EXERCISE DIRECTIONS.
Go over the entries below line by line, copying each one that contains the word "sollten".

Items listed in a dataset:
□ □ □ □ □
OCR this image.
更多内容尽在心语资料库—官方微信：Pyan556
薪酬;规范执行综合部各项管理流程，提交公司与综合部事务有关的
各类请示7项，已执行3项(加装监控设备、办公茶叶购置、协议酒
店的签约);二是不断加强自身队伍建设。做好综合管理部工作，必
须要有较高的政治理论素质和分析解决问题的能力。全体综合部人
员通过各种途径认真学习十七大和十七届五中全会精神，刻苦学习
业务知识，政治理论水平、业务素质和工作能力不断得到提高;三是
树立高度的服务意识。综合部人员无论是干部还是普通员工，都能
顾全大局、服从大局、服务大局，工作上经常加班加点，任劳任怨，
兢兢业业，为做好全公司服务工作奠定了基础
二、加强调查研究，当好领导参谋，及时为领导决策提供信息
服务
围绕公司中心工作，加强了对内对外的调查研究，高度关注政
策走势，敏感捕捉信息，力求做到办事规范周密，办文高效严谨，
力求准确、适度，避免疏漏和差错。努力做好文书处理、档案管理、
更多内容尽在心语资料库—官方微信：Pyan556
□ □ □ □ □
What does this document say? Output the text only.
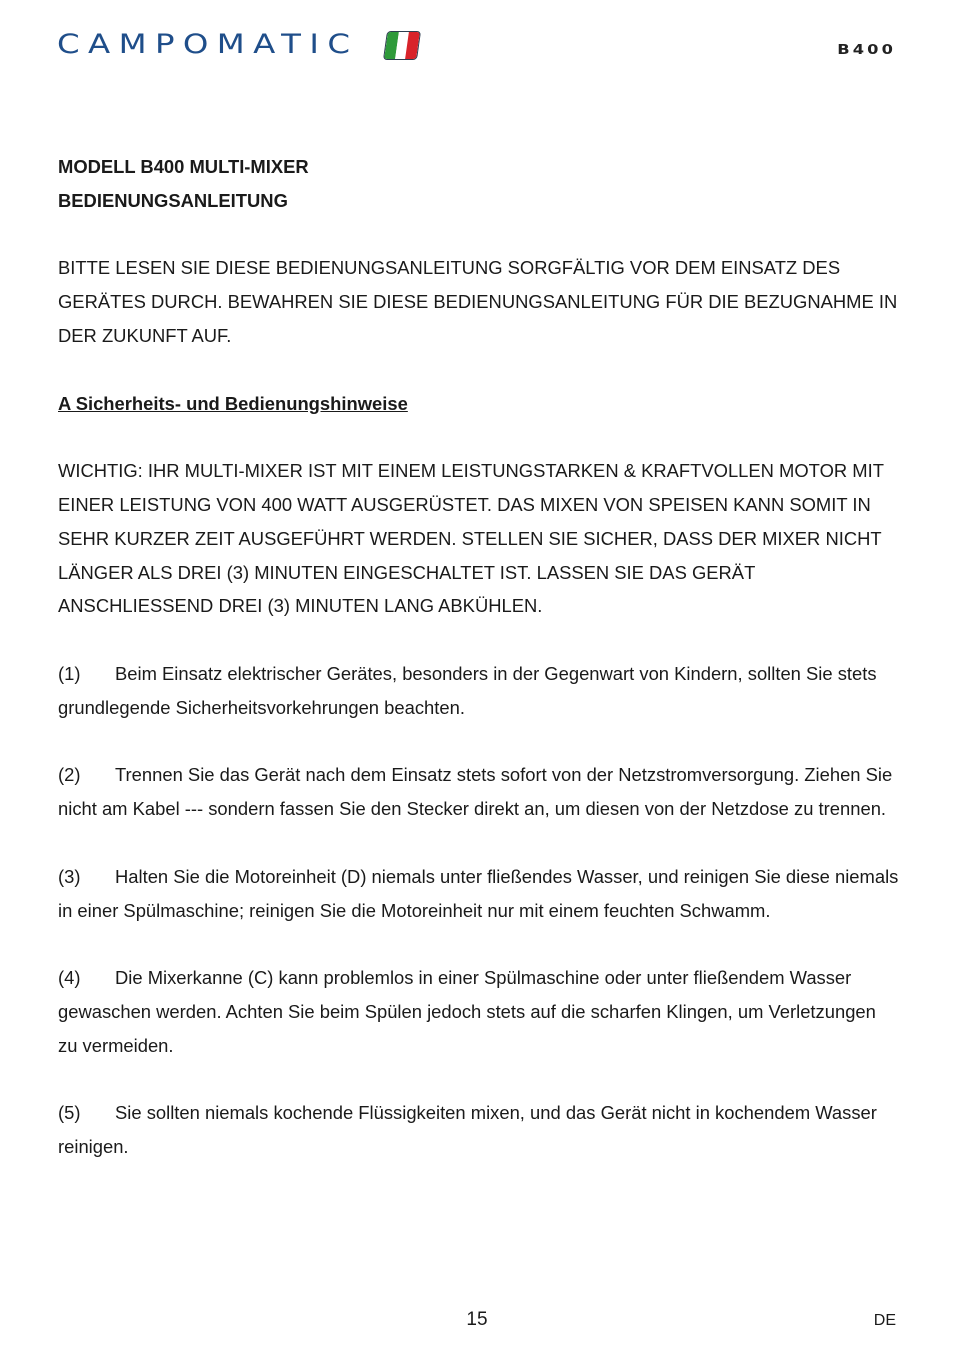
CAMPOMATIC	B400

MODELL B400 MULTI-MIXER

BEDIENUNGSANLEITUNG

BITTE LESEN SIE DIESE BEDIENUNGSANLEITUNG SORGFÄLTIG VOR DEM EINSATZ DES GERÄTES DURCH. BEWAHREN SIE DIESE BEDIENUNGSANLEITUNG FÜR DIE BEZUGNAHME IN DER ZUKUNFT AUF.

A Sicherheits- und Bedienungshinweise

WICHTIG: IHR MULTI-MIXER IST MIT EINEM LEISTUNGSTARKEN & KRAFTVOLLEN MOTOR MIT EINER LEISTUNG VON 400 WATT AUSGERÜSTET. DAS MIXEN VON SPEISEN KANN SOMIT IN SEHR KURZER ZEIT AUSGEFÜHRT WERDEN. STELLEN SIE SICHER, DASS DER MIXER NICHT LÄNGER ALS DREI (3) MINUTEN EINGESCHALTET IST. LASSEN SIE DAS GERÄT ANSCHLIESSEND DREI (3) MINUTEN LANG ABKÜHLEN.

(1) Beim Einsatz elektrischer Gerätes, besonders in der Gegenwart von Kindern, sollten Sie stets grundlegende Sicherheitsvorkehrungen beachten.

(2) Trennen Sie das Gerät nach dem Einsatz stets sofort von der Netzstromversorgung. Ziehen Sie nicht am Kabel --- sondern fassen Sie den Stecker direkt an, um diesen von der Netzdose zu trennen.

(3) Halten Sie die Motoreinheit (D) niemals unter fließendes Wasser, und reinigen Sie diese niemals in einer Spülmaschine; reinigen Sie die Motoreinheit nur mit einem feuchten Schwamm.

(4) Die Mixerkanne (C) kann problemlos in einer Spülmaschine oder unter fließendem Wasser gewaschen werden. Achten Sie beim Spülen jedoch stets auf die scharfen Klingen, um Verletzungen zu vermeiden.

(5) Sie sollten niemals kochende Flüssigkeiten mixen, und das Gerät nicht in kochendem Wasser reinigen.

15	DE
□ □ □ □ □
EXERCISE OUTPUT.
(1) Beim Einsatz elektrischer Gerätes, besonders in der Gegenwart von Kindern, sollten Sie stets grundlegende Sicherheitsvorkehrungen beachten.
(5) Sie sollten niemals kochende Flüssigkeiten mixen, und das Gerät nicht in kochendem Wasser reinigen.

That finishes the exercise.